Exercise objective | Can you turn everything in the entries below, from the line containing "Give me the" down to the line containing "legend-label-oil-gas: Oil &", both included, into a JSON list of strings with one string per line and blank lines left out?

Supplied records |
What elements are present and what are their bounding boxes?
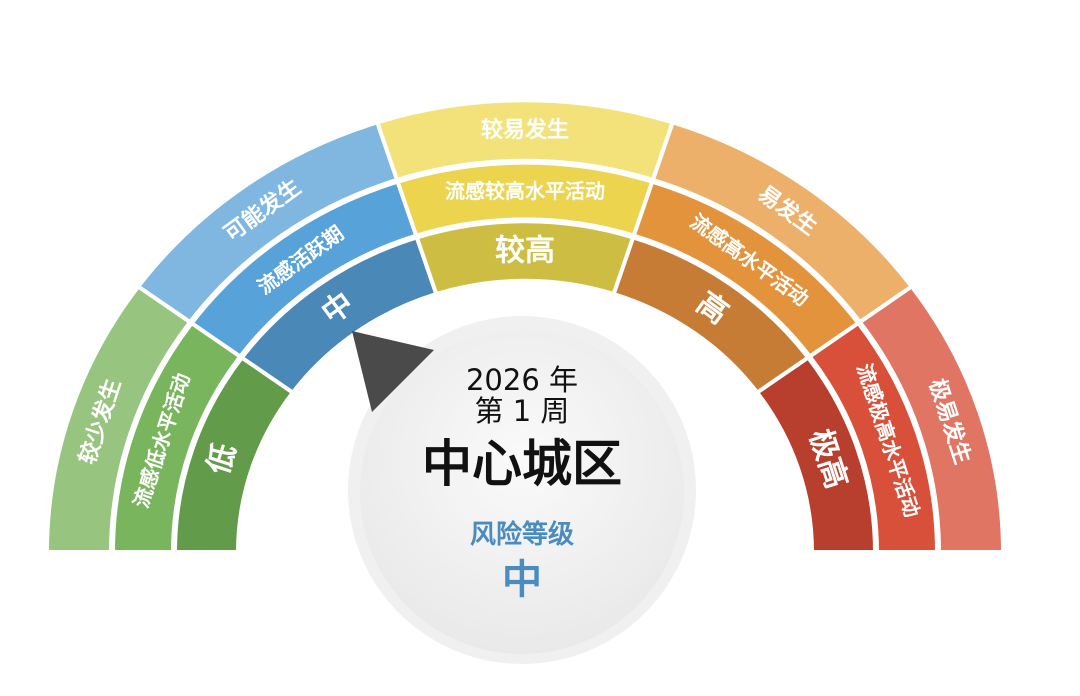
---
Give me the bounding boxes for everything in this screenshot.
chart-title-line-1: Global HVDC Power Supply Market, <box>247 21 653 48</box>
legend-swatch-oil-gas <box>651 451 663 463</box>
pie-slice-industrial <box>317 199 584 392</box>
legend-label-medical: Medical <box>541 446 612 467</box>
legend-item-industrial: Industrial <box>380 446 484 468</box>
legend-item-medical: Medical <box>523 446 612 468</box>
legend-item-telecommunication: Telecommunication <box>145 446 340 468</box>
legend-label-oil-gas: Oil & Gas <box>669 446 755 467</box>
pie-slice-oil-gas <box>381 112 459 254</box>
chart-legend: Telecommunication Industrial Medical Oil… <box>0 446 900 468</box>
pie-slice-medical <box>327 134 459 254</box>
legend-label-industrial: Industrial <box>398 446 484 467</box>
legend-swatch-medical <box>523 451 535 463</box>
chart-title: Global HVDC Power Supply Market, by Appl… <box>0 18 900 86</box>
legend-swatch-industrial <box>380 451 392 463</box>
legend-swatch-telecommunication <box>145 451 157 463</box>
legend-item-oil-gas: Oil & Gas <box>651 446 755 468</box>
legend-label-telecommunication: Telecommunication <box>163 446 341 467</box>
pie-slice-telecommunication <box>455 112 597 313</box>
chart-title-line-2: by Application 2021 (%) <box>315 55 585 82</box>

In response |
[
  "Give me the bounding boxes for everything in this screenshot.",
  "chart-title-line-1: Global HVDC Power Supply Market, <box>247 21 653 48</box>",
  "legend-swatch-oil-gas <box>651 451 663 463</box>",
  "pie-slice-industrial <box>317 199 584 392</box>",
  "legend-label-medical: Medical <box>541 446 612 467</box>",
  "legend-item-industrial: Industrial <box>380 446 484 468</box>",
  "legend-item-medical: Medical <box>523 446 612 468</box>",
  "legend-item-telecommunication: Telecommunication <box>145 446 340 468</box>",
  "legend-label-oil-gas: Oil & Gas <box>669 446 755 467</box>"
]